Raw records
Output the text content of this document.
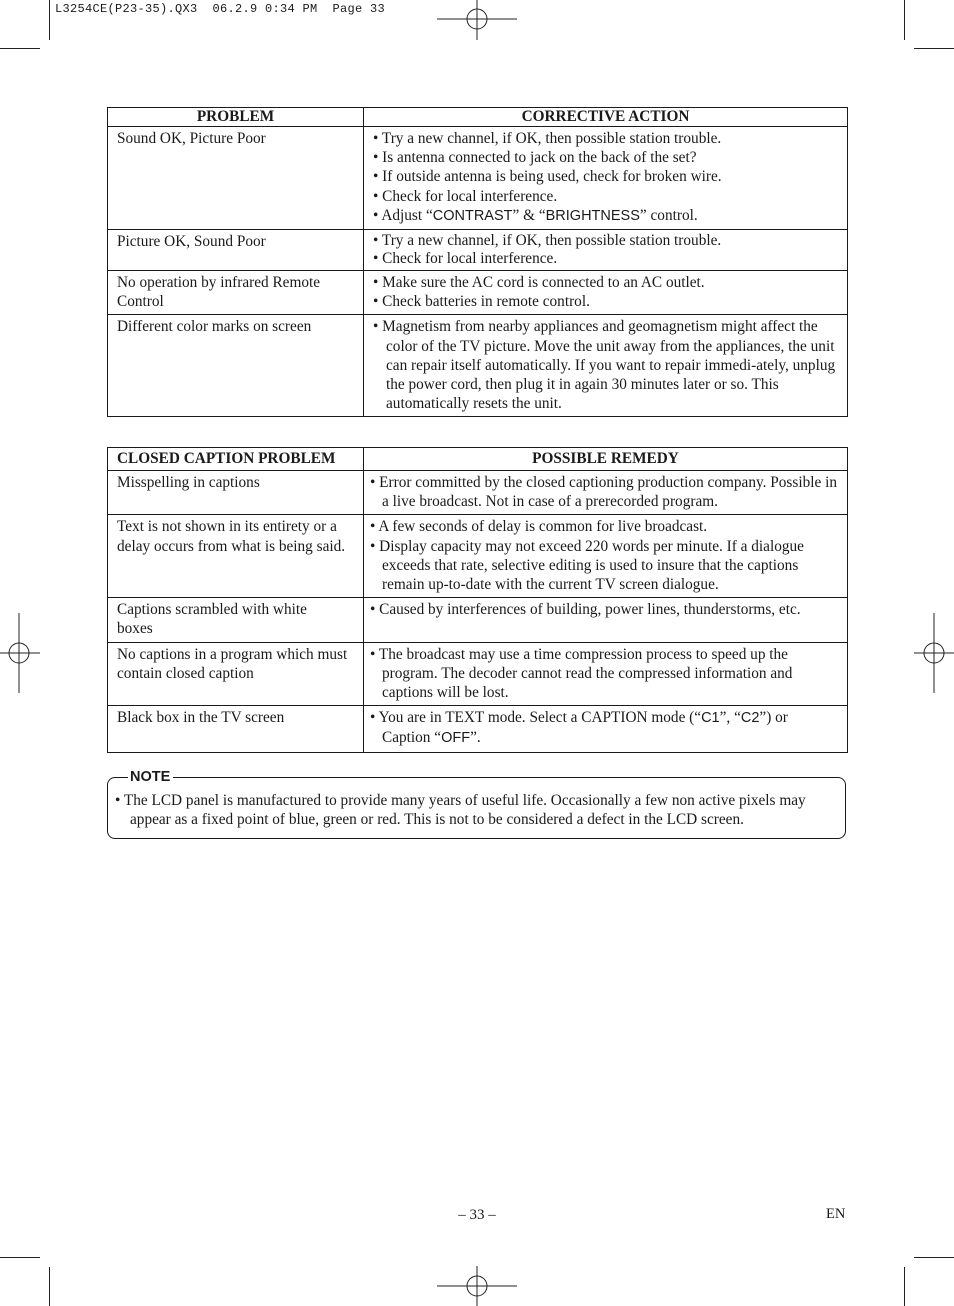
L3254CE(P23-35).QX3  06.2.9 0:34 PM  Page 33
PROBLEM	CORRECTIVE ACTION
Sound OK, Picture Poor	• Try a new channel, if OK, then possible station trouble.
• Is antenna connected to jack on the back of the set?
• If outside antenna is being used, check for broken wire.
• Check for local interference.
• Adjust “CONTRAST” & “BRIGHTNESS” control.

Picture OK, Sound Poor	• Try a new channel, if OK, then possible station trouble.
• Check for local interference.

No operation by infrared Remote Control	• Make sure the AC cord is connected to an AC outlet.
• Check batteries in remote control.

Different color marks on screen	• Magnetism from nearby appliances and geomagnetism might affect the color of the TV picture. Move the unit away from the appliances, the unit can repair itself automatically. If you want to repair immedi-ately, unplug the power cord, then plug it in again 30 minutes later or so. This automatically resets the unit.
CLOSED CAPTION PROBLEM	POSSIBLE REMEDY
Misspelling in captions	• Error committed by the closed captioning production company. Possible in a live broadcast. Not in case of a prerecorded program.

Text is not shown in its entirety or a delay occurs from what is being said.	• A few seconds of delay is common for live broadcast.
• Display capacity may not exceed 220 words per minute. If a dialogue exceeds that rate, selective editing is used to insure that the captions remain up-to-date with the current TV screen dialogue.

Captions scrambled with white boxes	• Caused by interferences of building, power lines, thunderstorms, etc.

No captions in a program which must contain closed caption	• The broadcast may use a time compression process to speed up the program. The decoder cannot read the compressed information and captions will be lost.

Black box in the TV screen	• You are in TEXT mode. Select a CAPTION mode (“C1”, “C2”) or Caption “OFF”.
NOTE
• The LCD panel is manufactured to provide many years of useful life. Occasionally a few non active pixels may appear as a fixed point of blue, green or red. This is not to be considered a defect in the LCD screen.
– 33 –	EN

PROBLEM STATEMENT
Write out every entry again word for word, without any of the pictures.

RIGHT ANSWER
Output the text content of this document.
L3254CE(P23-35).QX3  06.2.9 0:34 PM  Page 33
PROBLEM	CORRECTIVE ACTION
Sound OK, Picture Poor	• Try a new channel, if OK, then possible station trouble.
• Is antenna connected to jack on the back of the set?
• If outside antenna is being used, check for broken wire.
• Check for local interference.
• Adjust “CONTRAST” & “BRIGHTNESS” control.

Picture OK, Sound Poor	• Try a new channel, if OK, then possible station trouble.
• Check for local interference.

No operation by infrared Remote Control	• Make sure the AC cord is connected to an AC outlet.
• Check batteries in remote control.

Different color marks on screen	• Magnetism from nearby appliances and geomagnetism might affect the color of the TV picture. Move the unit away from the appliances, the unit can repair itself automatically. If you want to repair immedi-ately, unplug the power cord, then plug it in again 30 minutes later or so. This automatically resets the unit.
CLOSED CAPTION PROBLEM	POSSIBLE REMEDY
Misspelling in captions	• Error committed by the closed captioning production company. Possible in a live broadcast. Not in case of a prerecorded program.

Text is not shown in its entirety or a delay occurs from what is being said.	• A few seconds of delay is common for live broadcast.
• Display capacity may not exceed 220 words per minute. If a dialogue exceeds that rate, selective editing is used to insure that the captions remain up-to-date with the current TV screen dialogue.

Captions scrambled with white boxes	• Caused by interferences of building, power lines, thunderstorms, etc.

No captions in a program which must contain closed caption	• The broadcast may use a time compression process to speed up the program. The decoder cannot read the compressed information and captions will be lost.

Black box in the TV screen	• You are in TEXT mode. Select a CAPTION mode (“C1”, “C2”) or Caption “OFF”.
NOTE
• The LCD panel is manufactured to provide many years of useful life. Occasionally a few non active pixels may appear as a fixed point of blue, green or red. This is not to be considered a defect in the LCD screen.
– 33 –	EN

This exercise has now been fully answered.